■ Stated goal: Copy the records that follow exactly as written, but not their pictures.

[Stored data]
— Start —

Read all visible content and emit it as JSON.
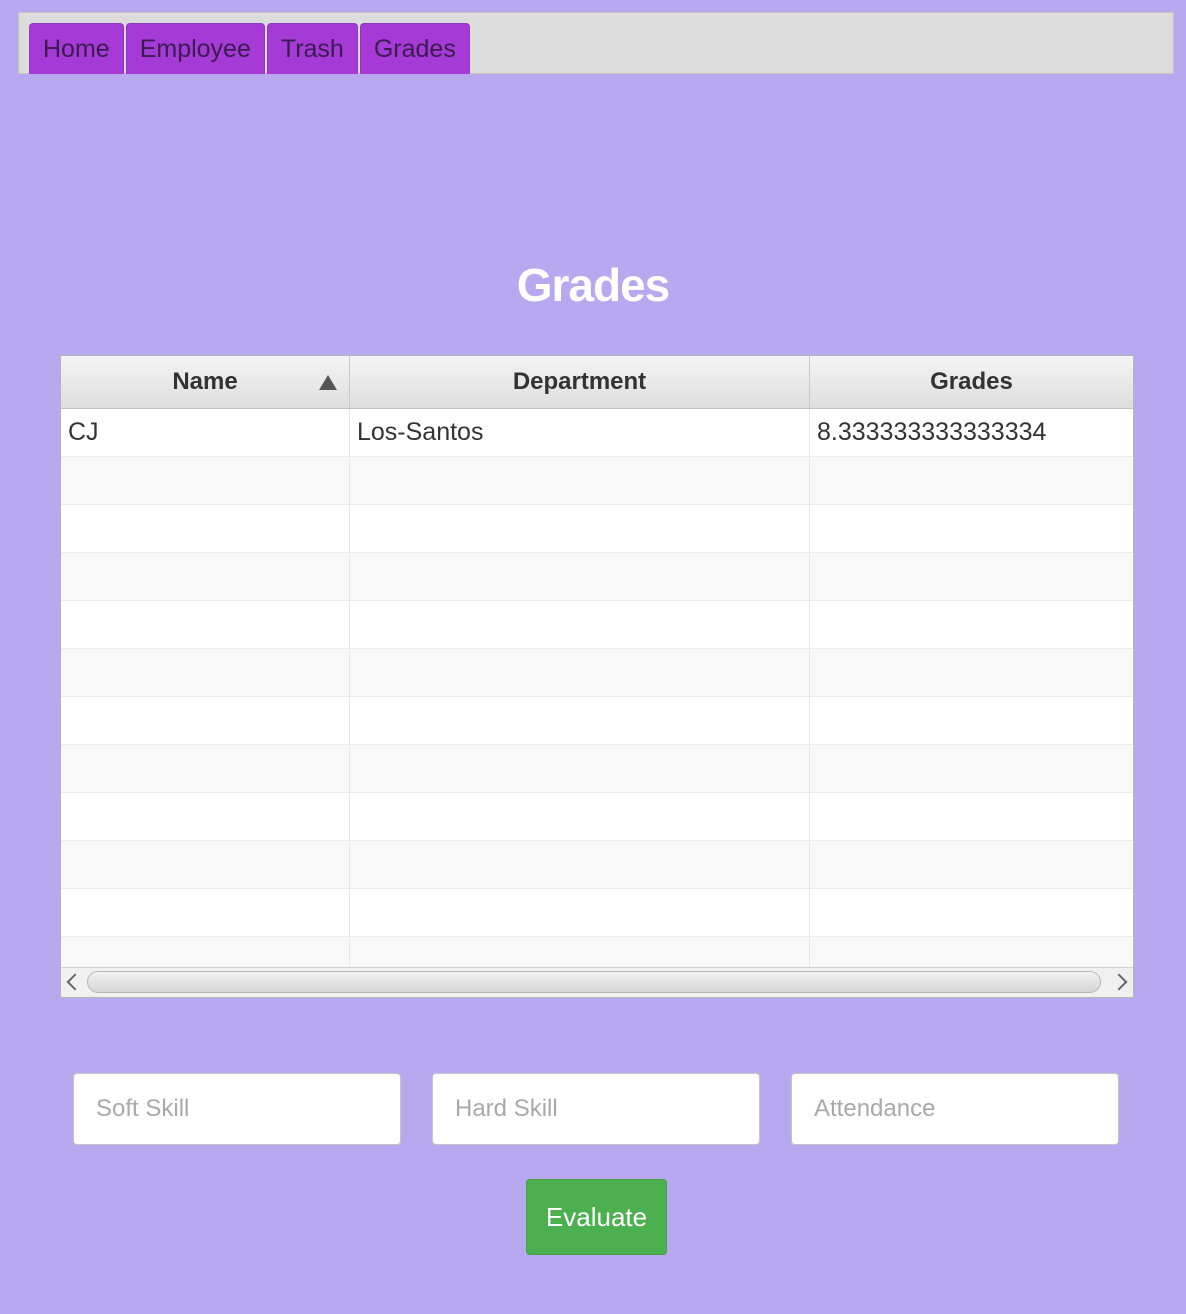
{
  "tabs": [
    {
      "label": "Home"
    },
    {
      "label": "Employee"
    },
    {
      "label": "Trash"
    },
    {
      "label": "Grades"
    }
  ],
  "page": {
    "title": "Grades"
  },
  "table": {
    "columns": [
      "Name",
      "Department",
      "Grades"
    ],
    "sort": {
      "column": "Name",
      "direction": "ascending"
    },
    "rows": [
      [
        "CJ",
        "Los-Santos",
        "8.333333333333334"
      ],
      [
        "",
        "",
        ""
      ],
      [
        "",
        "",
        ""
      ],
      [
        "",
        "",
        ""
      ],
      [
        "",
        "",
        ""
      ],
      [
        "",
        "",
        ""
      ],
      [
        "",
        "",
        ""
      ],
      [
        "",
        "",
        ""
      ],
      [
        "",
        "",
        ""
      ],
      [
        "",
        "",
        ""
      ],
      [
        "",
        "",
        ""
      ],
      [
        "",
        "",
        ""
      ]
    ]
  },
  "form": {
    "soft_skill_placeholder": "Soft Skill",
    "hard_skill_placeholder": "Hard Skill",
    "attendance_placeholder": "Attendance",
    "soft_skill_value": "",
    "hard_skill_value": "",
    "attendance_value": "",
    "evaluate_label": "Evaluate"
  },
  "colors": {
    "background": "#b8a8ef",
    "tab": "#a63ad6",
    "evaluate_button": "#4caf50"
  }
}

— End —

■ Solution:
Read all visible content and emit it as JSON.
{
  "tabs": [
    {
      "label": "Home"
    },
    {
      "label": "Employee"
    },
    {
      "label": "Trash"
    },
    {
      "label": "Grades"
    }
  ],
  "page": {
    "title": "Grades"
  },
  "table": {
    "columns": [
      "Name",
      "Department",
      "Grades"
    ],
    "sort": {
      "column": "Name",
      "direction": "ascending"
    },
    "rows": [
      [
        "CJ",
        "Los-Santos",
        "8.333333333333334"
      ],
      [
        "",
        "",
        ""
      ],
      [
        "",
        "",
        ""
      ],
      [
        "",
        "",
        ""
      ],
      [
        "",
        "",
        ""
      ],
      [
        "",
        "",
        ""
      ],
      [
        "",
        "",
        ""
      ],
      [
        "",
        "",
        ""
      ],
      [
        "",
        "",
        ""
      ],
      [
        "",
        "",
        ""
      ],
      [
        "",
        "",
        ""
      ],
      [
        "",
        "",
        ""
      ]
    ]
  },
  "form": {
    "soft_skill_placeholder": "Soft Skill",
    "hard_skill_placeholder": "Hard Skill",
    "attendance_placeholder": "Attendance",
    "soft_skill_value": "",
    "hard_skill_value": "",
    "attendance_value": "",
    "evaluate_label": "Evaluate"
  },
  "colors": {
    "background": "#b8a8ef",
    "tab": "#a63ad6",
    "evaluate_button": "#4caf50"
  }
}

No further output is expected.